Saved entries
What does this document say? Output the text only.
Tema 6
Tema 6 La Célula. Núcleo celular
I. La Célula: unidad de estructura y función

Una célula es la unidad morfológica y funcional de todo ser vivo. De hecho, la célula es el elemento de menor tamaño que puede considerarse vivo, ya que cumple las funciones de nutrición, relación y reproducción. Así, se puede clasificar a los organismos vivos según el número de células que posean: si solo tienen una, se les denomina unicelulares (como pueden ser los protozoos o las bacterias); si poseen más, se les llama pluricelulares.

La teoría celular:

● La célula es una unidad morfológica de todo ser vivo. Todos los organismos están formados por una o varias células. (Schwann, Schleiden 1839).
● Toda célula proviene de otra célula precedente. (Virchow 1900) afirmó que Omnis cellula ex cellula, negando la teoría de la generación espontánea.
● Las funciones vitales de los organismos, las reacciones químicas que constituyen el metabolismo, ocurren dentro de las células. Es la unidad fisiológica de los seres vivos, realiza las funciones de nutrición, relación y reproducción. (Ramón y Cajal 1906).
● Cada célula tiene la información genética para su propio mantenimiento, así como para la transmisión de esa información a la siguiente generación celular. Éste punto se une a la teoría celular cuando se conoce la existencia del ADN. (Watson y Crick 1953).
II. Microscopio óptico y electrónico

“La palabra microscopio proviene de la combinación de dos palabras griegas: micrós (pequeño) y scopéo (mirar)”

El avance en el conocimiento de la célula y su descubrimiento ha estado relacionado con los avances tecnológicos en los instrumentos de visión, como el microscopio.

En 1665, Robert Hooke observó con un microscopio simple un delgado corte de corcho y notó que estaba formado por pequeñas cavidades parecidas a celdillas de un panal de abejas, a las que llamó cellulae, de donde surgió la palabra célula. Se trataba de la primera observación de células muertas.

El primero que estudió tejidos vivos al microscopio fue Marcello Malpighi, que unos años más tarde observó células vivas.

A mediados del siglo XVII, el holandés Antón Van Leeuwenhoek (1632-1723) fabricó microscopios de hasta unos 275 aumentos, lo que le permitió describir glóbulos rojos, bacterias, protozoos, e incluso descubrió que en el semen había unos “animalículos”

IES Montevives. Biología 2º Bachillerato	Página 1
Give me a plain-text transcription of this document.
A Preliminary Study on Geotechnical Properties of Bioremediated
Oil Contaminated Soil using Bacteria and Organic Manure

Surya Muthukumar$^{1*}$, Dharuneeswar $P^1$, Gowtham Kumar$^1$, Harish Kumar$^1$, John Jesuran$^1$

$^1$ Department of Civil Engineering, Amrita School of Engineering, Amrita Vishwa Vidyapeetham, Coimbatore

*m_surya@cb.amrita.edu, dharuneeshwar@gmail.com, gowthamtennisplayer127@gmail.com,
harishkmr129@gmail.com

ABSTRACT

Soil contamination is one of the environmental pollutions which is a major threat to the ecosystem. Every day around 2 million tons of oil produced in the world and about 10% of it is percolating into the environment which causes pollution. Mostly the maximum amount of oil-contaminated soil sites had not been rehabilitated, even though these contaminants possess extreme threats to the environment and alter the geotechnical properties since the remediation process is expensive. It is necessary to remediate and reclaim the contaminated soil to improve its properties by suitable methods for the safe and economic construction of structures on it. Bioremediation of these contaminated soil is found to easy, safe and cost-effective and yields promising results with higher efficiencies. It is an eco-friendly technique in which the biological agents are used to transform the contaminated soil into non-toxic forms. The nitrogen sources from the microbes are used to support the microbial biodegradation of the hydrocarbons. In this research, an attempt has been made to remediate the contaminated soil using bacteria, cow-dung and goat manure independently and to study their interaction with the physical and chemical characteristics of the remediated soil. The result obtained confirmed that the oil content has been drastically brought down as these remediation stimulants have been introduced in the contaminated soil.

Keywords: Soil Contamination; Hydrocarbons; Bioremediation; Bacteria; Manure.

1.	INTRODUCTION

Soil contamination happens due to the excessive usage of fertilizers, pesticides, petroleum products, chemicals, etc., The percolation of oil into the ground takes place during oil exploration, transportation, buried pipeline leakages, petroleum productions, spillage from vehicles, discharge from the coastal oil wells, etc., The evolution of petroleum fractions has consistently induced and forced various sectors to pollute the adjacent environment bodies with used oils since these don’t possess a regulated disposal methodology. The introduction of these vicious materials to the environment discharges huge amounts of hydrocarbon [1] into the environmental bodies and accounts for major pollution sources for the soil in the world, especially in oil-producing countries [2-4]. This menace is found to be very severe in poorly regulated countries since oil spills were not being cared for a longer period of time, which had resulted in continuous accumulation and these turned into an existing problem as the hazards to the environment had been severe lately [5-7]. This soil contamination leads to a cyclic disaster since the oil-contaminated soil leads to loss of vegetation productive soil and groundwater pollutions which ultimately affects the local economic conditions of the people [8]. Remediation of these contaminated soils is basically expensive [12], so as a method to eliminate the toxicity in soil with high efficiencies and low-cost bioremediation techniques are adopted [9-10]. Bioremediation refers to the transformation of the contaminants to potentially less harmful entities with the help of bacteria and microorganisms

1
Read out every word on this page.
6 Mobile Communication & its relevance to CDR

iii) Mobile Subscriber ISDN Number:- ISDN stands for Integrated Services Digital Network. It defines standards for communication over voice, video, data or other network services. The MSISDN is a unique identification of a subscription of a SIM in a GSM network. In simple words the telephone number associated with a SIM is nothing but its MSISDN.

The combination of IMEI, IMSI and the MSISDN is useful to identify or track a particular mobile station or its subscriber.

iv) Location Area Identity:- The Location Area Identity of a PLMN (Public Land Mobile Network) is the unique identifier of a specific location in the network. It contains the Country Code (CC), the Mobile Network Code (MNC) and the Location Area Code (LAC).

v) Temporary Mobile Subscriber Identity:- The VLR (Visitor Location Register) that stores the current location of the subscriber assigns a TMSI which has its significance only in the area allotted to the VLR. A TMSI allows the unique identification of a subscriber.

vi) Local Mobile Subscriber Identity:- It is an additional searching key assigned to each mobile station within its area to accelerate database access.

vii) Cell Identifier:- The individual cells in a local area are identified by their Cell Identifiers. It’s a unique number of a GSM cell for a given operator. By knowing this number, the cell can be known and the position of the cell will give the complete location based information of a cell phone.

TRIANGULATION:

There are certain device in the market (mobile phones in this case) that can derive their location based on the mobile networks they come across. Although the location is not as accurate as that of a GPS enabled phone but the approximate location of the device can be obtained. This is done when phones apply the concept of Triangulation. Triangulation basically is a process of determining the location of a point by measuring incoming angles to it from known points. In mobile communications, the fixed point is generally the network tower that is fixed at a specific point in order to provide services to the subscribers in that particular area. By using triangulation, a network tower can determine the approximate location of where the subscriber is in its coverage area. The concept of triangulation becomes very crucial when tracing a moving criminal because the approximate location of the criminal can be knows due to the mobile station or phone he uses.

> [Problem description]: Out of the records above, pick each line that contains the string "Tema".

> [Task solution]:
Tema 6
Tema 6 La Célula. Núcleo celular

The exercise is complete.